━━ SUPPLIED ENTRIES ━━

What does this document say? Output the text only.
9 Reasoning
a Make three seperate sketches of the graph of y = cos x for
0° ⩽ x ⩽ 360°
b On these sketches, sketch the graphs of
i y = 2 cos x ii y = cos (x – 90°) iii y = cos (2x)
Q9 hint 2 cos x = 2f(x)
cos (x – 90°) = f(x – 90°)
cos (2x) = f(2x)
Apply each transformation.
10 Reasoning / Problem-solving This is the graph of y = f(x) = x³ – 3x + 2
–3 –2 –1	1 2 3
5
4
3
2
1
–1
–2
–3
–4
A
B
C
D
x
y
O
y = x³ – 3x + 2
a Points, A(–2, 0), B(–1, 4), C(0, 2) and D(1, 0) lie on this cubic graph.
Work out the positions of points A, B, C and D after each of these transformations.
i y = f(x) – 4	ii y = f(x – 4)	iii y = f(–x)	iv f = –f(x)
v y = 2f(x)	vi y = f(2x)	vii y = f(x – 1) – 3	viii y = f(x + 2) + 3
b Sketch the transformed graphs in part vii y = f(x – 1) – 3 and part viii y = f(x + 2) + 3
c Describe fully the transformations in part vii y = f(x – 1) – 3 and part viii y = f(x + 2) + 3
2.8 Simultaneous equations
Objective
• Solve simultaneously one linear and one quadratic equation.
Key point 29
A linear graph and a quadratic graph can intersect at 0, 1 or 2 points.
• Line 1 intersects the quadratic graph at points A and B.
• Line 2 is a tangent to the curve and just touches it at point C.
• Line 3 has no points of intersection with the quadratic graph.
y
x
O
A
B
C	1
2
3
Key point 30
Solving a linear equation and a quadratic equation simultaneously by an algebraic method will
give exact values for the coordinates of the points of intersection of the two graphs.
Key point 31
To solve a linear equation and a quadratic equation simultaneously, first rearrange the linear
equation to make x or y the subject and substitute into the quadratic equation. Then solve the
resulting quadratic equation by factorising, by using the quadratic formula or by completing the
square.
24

━━━

» EXERCISE
Return what is listed above, exactly and completely.

» TASK OUTPUT
What does this document say? Output the text only.
9 Reasoning
a Make three seperate sketches of the graph of y = cos x for
0° ⩽ x ⩽ 360°
b On these sketches, sketch the graphs of
i y = 2 cos x ii y = cos (x – 90°) iii y = cos (2x)
Q9 hint 2 cos x = 2f(x)
cos (x – 90°) = f(x – 90°)
cos (2x) = f(2x)
Apply each transformation.
10 Reasoning / Problem-solving This is the graph of y = f(x) = x³ – 3x + 2
–3 –2 –1	1 2 3
5
4
3
2
1
–1
–2
–3
–4
A
B
C
D
x
y
O
y = x³ – 3x + 2
a Points, A(–2, 0), B(–1, 4), C(0, 2) and D(1, 0) lie on this cubic graph.
Work out the positions of points A, B, C and D after each of these transformations.
i y = f(x) – 4	ii y = f(x – 4)	iii y = f(–x)	iv f = –f(x)
v y = 2f(x)	vi y = f(2x)	vii y = f(x – 1) – 3	viii y = f(x + 2) + 3
b Sketch the transformed graphs in part vii y = f(x – 1) – 3 and part viii y = f(x + 2) + 3
c Describe fully the transformations in part vii y = f(x – 1) – 3 and part viii y = f(x + 2) + 3
2.8 Simultaneous equations
Objective
• Solve simultaneously one linear and one quadratic equation.
Key point 29
A linear graph and a quadratic graph can intersect at 0, 1 or 2 points.
• Line 1 intersects the quadratic graph at points A and B.
• Line 2 is a tangent to the curve and just touches it at point C.
• Line 3 has no points of intersection with the quadratic graph.
y
x
O
A
B
C	1
2
3
Key point 30
Solving a linear equation and a quadratic equation simultaneously by an algebraic method will
give exact values for the coordinates of the points of intersection of the two graphs.
Key point 31
To solve a linear equation and a quadratic equation simultaneously, first rearrange the linear
equation to make x or y the subject and substitute into the quadratic equation. Then solve the
resulting quadratic equation by factorising, by using the quadratic formula or by completing the
square.
24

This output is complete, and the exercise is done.